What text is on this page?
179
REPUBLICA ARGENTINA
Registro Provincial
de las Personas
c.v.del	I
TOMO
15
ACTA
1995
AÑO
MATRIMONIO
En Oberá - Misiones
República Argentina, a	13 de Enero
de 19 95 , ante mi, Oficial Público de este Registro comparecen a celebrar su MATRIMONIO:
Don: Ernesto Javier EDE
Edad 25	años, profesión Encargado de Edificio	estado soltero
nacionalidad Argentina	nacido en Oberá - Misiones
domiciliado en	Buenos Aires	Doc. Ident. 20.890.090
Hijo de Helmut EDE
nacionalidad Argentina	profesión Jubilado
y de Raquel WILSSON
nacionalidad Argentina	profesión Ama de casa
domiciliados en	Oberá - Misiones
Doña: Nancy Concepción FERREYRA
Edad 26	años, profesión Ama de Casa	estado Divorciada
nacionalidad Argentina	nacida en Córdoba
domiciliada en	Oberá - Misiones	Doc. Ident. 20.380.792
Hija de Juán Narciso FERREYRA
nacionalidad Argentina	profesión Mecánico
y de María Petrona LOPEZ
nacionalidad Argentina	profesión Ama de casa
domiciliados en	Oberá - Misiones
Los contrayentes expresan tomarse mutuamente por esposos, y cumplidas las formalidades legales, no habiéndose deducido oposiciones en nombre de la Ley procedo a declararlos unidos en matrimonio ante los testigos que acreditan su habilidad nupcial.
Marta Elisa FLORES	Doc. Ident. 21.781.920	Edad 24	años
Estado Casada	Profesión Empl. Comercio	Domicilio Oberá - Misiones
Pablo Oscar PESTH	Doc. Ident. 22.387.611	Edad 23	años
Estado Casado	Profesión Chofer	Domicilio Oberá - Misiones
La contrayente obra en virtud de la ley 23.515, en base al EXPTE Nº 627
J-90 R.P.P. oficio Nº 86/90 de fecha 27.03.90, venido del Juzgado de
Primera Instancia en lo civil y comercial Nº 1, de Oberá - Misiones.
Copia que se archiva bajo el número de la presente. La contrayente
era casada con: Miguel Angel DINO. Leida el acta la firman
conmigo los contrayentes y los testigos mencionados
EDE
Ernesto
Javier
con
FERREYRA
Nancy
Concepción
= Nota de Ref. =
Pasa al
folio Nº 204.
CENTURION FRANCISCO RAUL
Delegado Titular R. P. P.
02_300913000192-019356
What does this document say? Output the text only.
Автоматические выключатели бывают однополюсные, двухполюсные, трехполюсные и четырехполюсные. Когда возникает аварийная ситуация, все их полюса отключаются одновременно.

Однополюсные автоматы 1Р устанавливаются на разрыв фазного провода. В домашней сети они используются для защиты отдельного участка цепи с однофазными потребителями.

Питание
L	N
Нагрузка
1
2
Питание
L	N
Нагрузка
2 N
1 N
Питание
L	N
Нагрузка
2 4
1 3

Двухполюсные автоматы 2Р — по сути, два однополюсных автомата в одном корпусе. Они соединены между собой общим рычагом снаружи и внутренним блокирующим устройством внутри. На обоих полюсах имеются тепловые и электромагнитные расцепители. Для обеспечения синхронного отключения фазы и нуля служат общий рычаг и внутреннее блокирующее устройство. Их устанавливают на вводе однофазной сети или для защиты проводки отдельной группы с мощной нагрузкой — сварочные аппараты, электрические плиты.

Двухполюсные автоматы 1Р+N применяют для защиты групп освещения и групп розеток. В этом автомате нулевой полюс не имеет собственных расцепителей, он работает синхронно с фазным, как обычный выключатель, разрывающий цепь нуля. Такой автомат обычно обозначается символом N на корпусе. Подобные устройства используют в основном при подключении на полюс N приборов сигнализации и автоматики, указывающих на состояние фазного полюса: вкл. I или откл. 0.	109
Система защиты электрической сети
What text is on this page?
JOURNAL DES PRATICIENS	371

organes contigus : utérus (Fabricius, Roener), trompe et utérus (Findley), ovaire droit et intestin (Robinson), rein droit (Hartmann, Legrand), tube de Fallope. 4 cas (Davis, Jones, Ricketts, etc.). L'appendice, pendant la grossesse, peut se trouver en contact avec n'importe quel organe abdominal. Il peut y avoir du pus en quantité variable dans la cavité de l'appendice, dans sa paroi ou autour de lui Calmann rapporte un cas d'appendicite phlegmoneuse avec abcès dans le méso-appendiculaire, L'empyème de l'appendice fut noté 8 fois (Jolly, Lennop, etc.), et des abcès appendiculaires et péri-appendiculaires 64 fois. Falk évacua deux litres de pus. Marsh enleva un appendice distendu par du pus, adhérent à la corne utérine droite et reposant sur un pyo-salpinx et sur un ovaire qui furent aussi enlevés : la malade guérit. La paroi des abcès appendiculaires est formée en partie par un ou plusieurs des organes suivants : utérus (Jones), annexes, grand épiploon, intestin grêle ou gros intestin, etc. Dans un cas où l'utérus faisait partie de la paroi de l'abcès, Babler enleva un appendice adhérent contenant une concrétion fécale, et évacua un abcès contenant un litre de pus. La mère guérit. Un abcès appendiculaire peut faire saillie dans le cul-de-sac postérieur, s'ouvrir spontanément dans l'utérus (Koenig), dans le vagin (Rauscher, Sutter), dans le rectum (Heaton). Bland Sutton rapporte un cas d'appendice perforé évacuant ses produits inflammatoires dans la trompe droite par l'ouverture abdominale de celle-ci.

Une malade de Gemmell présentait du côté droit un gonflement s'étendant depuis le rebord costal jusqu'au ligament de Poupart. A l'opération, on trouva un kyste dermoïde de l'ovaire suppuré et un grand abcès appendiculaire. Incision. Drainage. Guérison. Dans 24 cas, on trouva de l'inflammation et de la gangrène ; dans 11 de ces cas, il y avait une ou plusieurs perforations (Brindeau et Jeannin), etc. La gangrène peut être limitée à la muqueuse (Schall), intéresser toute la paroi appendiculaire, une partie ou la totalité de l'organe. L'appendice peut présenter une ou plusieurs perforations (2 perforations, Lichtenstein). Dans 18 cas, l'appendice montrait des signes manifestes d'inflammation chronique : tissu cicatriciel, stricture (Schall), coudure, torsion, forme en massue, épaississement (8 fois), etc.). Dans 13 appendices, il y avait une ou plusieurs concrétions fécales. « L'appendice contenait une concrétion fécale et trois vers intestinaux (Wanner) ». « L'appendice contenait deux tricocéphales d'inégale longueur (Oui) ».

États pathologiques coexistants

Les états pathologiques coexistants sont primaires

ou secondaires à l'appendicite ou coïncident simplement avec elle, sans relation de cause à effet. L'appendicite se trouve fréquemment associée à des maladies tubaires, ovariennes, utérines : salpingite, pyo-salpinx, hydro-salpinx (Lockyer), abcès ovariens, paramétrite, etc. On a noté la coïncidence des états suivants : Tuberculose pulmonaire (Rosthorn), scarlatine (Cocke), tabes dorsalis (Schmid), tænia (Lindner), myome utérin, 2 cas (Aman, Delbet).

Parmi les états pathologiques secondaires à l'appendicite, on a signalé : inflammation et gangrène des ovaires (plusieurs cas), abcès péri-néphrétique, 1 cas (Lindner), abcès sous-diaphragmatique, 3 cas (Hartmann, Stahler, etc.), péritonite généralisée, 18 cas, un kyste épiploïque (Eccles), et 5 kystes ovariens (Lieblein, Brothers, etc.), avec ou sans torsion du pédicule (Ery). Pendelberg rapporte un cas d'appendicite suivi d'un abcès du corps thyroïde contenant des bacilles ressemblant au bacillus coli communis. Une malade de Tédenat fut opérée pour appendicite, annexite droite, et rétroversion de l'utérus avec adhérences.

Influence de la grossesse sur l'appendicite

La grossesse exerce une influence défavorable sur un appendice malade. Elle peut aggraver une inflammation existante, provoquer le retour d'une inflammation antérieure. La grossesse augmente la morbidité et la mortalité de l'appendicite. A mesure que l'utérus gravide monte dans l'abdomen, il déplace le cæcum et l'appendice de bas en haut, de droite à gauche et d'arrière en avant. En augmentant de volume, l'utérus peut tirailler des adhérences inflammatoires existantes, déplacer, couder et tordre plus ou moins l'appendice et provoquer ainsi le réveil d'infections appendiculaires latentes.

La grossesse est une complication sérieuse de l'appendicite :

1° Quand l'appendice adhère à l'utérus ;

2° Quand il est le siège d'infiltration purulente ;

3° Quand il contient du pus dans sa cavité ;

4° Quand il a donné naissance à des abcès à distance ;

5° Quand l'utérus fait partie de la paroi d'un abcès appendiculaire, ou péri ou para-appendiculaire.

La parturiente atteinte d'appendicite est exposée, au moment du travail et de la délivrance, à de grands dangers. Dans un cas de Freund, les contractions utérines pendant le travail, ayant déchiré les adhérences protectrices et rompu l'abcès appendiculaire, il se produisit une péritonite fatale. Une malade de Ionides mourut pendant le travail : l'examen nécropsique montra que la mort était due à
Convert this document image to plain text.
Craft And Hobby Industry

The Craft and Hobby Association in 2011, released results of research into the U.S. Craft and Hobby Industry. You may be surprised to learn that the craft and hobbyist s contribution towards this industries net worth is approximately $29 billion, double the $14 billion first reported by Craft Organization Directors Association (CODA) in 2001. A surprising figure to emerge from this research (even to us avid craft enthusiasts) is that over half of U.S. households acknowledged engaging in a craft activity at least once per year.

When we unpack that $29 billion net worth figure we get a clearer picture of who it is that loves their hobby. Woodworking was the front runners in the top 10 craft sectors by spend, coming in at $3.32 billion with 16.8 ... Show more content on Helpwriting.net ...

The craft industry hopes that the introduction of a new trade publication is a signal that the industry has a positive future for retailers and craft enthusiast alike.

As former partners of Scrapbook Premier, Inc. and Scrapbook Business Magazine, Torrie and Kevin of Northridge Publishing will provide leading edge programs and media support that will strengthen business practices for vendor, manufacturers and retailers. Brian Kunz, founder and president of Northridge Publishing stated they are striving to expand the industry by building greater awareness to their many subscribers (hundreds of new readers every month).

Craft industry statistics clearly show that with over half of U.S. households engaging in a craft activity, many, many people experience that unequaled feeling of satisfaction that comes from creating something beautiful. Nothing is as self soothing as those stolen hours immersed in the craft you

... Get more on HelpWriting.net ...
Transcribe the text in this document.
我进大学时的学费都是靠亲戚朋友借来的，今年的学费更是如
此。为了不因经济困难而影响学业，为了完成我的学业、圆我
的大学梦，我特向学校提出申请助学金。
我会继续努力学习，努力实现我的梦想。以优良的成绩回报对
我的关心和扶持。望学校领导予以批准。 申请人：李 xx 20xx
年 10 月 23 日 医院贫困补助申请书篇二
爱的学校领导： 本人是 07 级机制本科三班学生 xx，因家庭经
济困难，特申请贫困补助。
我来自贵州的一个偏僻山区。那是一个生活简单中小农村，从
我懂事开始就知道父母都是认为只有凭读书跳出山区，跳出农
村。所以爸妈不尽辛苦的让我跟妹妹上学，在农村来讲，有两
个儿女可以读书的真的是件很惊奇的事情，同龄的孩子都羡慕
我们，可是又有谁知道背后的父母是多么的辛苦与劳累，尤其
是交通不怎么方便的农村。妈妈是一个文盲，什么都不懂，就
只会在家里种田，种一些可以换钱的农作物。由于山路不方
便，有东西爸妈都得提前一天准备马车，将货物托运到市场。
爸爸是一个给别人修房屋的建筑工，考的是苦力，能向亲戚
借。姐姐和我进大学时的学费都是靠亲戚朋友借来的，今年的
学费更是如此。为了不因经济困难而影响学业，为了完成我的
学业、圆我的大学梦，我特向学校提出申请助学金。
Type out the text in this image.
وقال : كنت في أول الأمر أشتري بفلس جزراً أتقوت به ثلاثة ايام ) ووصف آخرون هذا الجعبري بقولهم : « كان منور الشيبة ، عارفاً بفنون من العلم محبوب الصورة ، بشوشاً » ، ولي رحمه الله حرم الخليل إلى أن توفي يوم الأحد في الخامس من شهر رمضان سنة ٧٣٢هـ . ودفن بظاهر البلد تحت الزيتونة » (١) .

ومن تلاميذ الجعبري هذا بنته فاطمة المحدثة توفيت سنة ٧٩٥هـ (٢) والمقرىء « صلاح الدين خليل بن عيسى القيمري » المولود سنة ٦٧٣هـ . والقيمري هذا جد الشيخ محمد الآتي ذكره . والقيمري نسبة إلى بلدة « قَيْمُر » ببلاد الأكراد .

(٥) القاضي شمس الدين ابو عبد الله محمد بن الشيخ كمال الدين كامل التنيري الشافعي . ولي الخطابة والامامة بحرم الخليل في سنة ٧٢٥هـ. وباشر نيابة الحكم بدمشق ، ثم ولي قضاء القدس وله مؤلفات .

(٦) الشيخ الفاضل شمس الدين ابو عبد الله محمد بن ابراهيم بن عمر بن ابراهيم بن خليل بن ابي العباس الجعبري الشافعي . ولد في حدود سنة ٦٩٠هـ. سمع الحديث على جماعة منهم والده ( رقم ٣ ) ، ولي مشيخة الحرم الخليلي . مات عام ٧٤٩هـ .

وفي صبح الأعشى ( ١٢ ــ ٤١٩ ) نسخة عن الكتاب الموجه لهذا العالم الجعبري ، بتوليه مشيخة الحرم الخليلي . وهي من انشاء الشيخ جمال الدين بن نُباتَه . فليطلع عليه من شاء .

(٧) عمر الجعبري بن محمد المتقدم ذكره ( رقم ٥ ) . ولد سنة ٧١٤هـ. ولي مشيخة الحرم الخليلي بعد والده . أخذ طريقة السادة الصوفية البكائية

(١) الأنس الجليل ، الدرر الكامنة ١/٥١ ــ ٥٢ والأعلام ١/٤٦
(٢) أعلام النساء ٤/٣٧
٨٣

------------------------------------

Return all lines with the word "Nancy" in them.

Doña: Nancy Concepción FERREYRA
Nancy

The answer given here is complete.